§ EXERCISE REQUIREMENTS:
Turn the lines of the material from the one containing "sidebar-item-drivers[interactable]: Drivers: [4, 240, 344, 318]" through the one containing "user-icon: [23, 99, 67, 143]", both included, into a JSON list of strings with one string per line. Leave out blank lines and anything outside that stretch.

§ SOURCE DATA:
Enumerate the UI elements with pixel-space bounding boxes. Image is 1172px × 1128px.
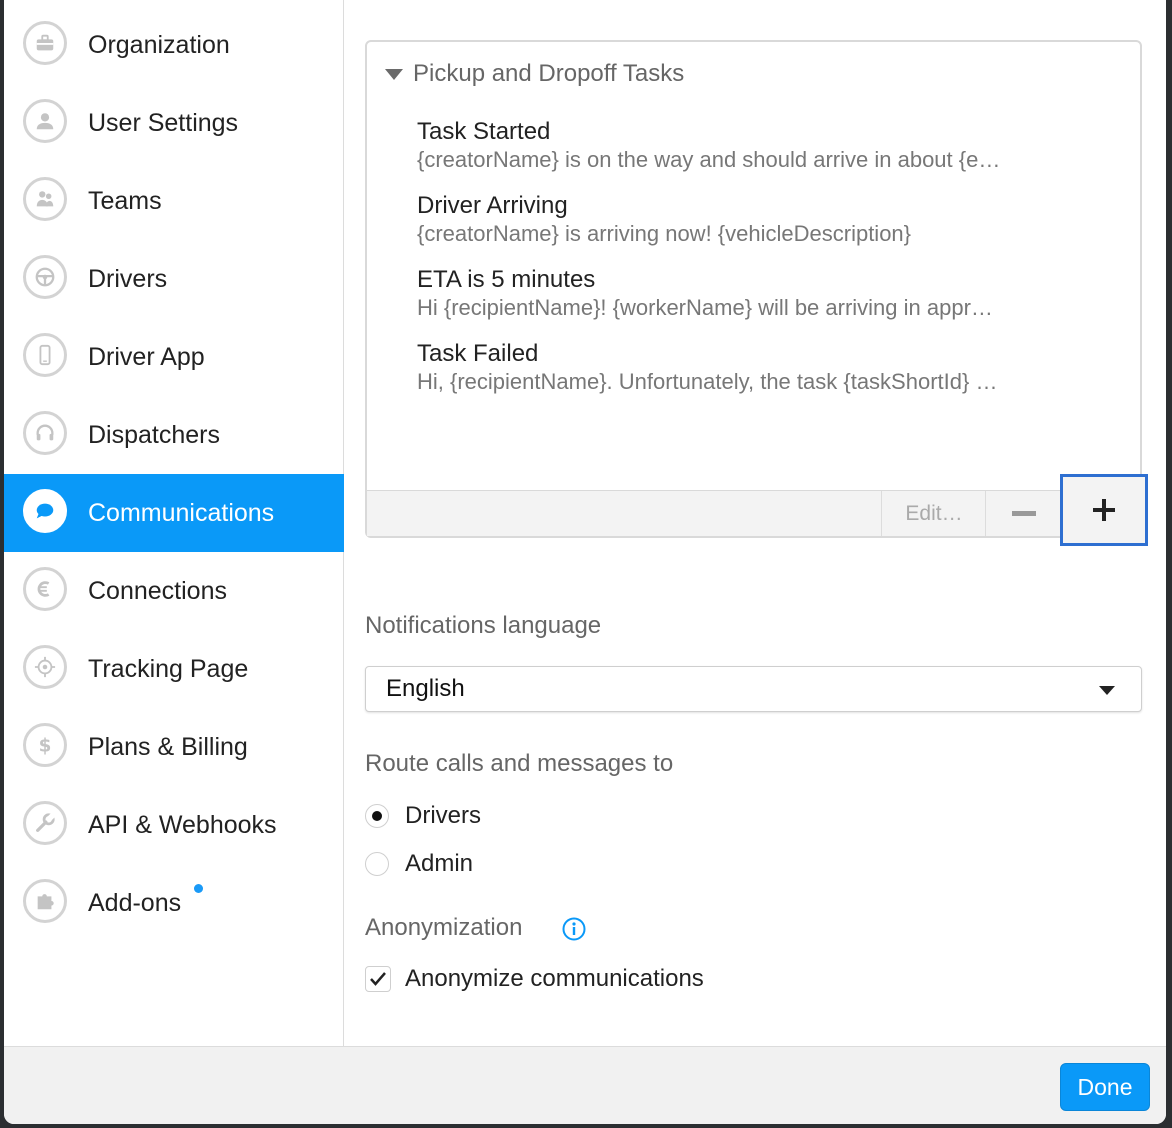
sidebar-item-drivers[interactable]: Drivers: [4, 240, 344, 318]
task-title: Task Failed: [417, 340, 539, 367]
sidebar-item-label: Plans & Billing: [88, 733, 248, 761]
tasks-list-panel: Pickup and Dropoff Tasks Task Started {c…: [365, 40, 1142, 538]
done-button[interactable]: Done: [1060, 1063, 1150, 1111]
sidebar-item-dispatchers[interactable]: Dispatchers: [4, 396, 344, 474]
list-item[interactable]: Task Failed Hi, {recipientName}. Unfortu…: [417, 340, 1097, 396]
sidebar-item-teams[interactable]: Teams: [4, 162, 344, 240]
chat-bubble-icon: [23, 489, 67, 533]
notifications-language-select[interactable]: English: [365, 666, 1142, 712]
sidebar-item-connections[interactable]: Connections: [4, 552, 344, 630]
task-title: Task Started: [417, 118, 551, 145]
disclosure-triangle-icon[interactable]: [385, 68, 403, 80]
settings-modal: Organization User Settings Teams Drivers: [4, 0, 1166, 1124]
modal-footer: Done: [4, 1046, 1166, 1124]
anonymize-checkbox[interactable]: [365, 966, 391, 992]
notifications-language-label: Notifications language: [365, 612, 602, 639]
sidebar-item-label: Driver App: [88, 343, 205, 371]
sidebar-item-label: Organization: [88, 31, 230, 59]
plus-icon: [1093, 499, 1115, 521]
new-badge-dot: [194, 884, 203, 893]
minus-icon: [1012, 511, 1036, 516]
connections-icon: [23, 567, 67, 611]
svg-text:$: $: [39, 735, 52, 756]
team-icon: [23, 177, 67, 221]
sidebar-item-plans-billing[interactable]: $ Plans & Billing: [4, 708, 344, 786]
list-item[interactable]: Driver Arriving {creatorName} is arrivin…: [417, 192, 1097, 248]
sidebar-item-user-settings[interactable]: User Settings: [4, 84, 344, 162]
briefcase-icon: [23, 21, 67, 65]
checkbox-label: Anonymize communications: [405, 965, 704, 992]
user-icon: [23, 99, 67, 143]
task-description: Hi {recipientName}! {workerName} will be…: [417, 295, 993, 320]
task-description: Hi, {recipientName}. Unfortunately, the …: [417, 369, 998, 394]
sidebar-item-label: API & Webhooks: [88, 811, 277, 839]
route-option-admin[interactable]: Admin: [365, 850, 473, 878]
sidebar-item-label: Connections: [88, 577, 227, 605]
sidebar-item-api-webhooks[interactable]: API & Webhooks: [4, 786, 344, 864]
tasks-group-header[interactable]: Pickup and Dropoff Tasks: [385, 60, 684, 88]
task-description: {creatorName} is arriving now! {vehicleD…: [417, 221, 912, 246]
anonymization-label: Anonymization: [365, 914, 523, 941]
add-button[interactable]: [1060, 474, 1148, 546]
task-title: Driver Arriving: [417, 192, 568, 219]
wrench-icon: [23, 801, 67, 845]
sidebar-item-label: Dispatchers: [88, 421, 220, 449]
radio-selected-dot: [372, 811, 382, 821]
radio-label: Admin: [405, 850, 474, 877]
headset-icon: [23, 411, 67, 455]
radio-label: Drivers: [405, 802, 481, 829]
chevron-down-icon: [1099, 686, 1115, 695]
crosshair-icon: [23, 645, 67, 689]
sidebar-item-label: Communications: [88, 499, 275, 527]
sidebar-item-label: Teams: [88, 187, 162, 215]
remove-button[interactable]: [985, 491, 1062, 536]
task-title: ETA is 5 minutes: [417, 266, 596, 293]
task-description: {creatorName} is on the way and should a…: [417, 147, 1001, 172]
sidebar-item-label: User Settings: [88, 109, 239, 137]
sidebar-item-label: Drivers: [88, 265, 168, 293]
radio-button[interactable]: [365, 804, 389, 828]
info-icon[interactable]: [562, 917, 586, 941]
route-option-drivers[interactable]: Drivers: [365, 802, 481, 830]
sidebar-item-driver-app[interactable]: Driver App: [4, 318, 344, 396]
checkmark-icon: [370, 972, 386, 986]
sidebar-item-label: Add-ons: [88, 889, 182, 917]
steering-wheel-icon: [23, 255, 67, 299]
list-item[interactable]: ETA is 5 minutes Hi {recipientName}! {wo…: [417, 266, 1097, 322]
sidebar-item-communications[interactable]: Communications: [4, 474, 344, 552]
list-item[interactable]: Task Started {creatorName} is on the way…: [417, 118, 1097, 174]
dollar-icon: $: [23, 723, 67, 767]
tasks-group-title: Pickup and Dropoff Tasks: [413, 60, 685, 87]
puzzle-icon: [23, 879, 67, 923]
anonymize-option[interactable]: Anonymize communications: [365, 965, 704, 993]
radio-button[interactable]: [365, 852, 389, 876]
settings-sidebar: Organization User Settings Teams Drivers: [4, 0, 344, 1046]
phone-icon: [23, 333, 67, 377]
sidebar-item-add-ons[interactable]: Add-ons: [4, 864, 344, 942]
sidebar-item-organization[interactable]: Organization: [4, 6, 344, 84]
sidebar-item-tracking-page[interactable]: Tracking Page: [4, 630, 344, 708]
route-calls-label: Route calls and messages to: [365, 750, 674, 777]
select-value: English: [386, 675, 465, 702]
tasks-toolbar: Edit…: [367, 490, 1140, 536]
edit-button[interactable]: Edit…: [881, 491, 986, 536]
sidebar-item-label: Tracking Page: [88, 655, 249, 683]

§ EXERCISE RESPONSE:
[
  "sidebar-item-drivers[interactable]: Drivers: [4, 240, 344, 318]",
  "task-title: Task Failed: [417, 340, 539, 367]",
  "sidebar-item-label: Plans & Billing: [88, 733, 248, 761]",
  "tasks-list-panel: Pickup and Dropoff Tasks Task Started {c…: [365, 40, 1142, 538]",
  "done-button[interactable]: Done: [1060, 1063, 1150, 1111]",
  "sidebar-item-dispatchers[interactable]: Dispatchers: [4, 396, 344, 474]",
  "list-item[interactable]: Task Failed Hi, {recipientName}. Unfortu…: [417, 340, 1097, 396]",
  "sidebar-item-teams[interactable]: Teams: [4, 162, 344, 240]",
  "chat-bubble-icon: [23, 489, 67, 533]",
  "notifications-language-select[interactable]: English: [365, 666, 1142, 712]",
  "sidebar-item-connections[interactable]: Connections: [4, 552, 344, 630]",
  "task-title: Task Started: [417, 118, 551, 145]",
  "disclosure-triangle-icon[interactable]: [385, 68, 403, 80]",
  "settings-modal: Organization User Settings Teams Drivers: [4, 0, 1166, 1124]",
  "modal-footer: Done: [4, 1046, 1166, 1124]",
  "anonymize-checkbox[interactable]: [365, 966, 391, 992]",
  "notifications-language-label: Notifications language: [365, 612, 602, 639]",
  "sidebar-item-label: Driver App: [88, 343, 205, 371]",
  "sidebar-item-label: Organization: [88, 31, 230, 59]",
  "plus-icon: [1093, 499, 1115, 521]",
  "new-badge-dot: [194, 884, 203, 893]",
  "minus-icon: [1012, 511, 1036, 516]",
  "connections-icon: [23, 567, 67, 611]",
  "svg-text:$: $: [39, 735, 52, 756]",
  "team-icon: [23, 177, 67, 221]",
  "sidebar-item-plans-billing[interactable]: $ Plans & Billing: [4, 708, 344, 786]",
  "list-item[interactable]: Driver Arriving {creatorName} is arrivin…: [417, 192, 1097, 248]",
  "sidebar-item-user-settings[interactable]: User Settings: [4, 84, 344, 162]",
  "briefcase-icon: [23, 21, 67, 65]",
  "checkbox-label: Anonymize communications: [405, 965, 704, 992]",
  "user-icon: [23, 99, 67, 143]"
]